──────── Zu lesender Text
Sie betrachten Bedrohungen anhand ihrer Eintrittswahrscheinlichkeit und der Auswirkungen auf das Unternehmen, auch in finanzieller Hinsicht. Risikobewertungen basieren auf qualitativen, quantitativen oder hybriden Methodiken und können unterschiedliche Formen annehmen. So kommen einmalige Bewertungen häufig bei der Einführung neuer IT-Lösungen zum Tragen oder werden von speziellen Triggern ausgelöst. Portfoliobewertungen werden periodisch im Rahmen des fortlaufenden, unternehmensspezifischen Risikomanagements durchgeführt. Handelt es sich um größere Prozesse mit Projektmanagementelementen, können zur Unterstützung der Qualitätssicherung auch sogenannte Tollgate-Bewertungen, die auf dem Go-/No-Go-Prinzip beruhen, eingesetzt werden.
────────────────
──────── Gegebene Angaben
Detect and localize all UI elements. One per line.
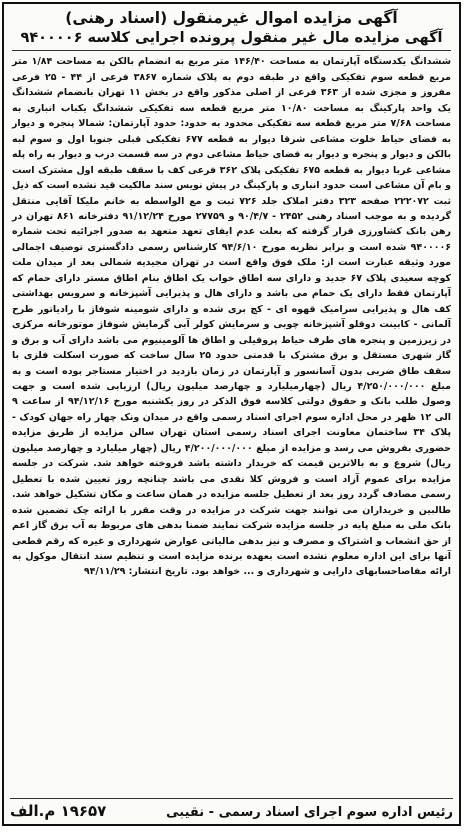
────────────────
● **Ziel der Aufgabe**
Schreib aus dem Text über Risikobewertungen die Stelle von "Sie betrachten Bedrohungen" bis "beruhen, eingesetzt werden." noch einmal ab und tausche dabei "Triggern" gegen "Ereignissen" aus.

● **Vollständige Lösung**
Sie betrachten Bedrohungen anhand ihrer Eintrittswahrscheinlichkeit und der Auswirkungen auf das Unternehmen, auch in finanzieller Hinsicht. Risikobewertungen basieren auf qualitativen, quantitativen oder hybriden Methodiken und können unterschiedliche Formen annehmen. So kommen einmalige Bewertungen häufig bei der Einführung neuer IT-Lösungen zum Tragen oder werden von speziellen Ereignissen ausgelöst. Portfoliobewertungen werden periodisch im Rahmen des fortlaufenden, unternehmensspezifischen Risikomanagements durchgeführt. Handelt es sich um größere Prozesse mit Projektmanagementelementen, können zur Unterstützung der Qualitätssicherung auch sogenannte Tollgate-Bewertungen, die auf dem Go-/No-Go-Prinzip beruhen, eingesetzt werden.